(Some records)
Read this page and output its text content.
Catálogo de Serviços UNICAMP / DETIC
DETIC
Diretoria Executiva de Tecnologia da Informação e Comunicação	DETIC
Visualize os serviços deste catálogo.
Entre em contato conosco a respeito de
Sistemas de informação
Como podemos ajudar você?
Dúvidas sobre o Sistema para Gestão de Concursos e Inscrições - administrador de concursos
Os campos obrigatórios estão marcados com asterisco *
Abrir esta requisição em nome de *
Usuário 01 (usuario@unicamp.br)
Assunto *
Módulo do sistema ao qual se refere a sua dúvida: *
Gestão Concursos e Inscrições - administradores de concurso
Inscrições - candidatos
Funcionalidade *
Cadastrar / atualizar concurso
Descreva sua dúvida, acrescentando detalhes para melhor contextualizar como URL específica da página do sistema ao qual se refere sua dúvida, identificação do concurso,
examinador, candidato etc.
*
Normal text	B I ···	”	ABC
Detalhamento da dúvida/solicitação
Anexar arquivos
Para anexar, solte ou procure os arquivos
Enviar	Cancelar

Stated task - Write the data back out verbatim.

Full solution -
Read this page and output its text content.
Catálogo de Serviços UNICAMP / DETIC
DETIC
Diretoria Executiva de Tecnologia da Informação e Comunicação	DETIC
Visualize os serviços deste catálogo.
Entre em contato conosco a respeito de
Sistemas de informação
Como podemos ajudar você?
Dúvidas sobre o Sistema para Gestão de Concursos e Inscrições - administrador de concursos
Os campos obrigatórios estão marcados com asterisco *
Abrir esta requisição em nome de *
Usuário 01 (usuario@unicamp.br)
Assunto *
Módulo do sistema ao qual se refere a sua dúvida: *
Gestão Concursos e Inscrições - administradores de concurso
Inscrições - candidatos
Funcionalidade *
Cadastrar / atualizar concurso
Descreva sua dúvida, acrescentando detalhes para melhor contextualizar como URL específica da página do sistema ao qual se refere sua dúvida, identificação do concurso,
examinador, candidato etc.
*
Normal text	B I ···	”	ABC
Detalhamento da dúvida/solicitação
Anexar arquivos
Para anexar, solte ou procure os arquivos
Enviar	Cancelar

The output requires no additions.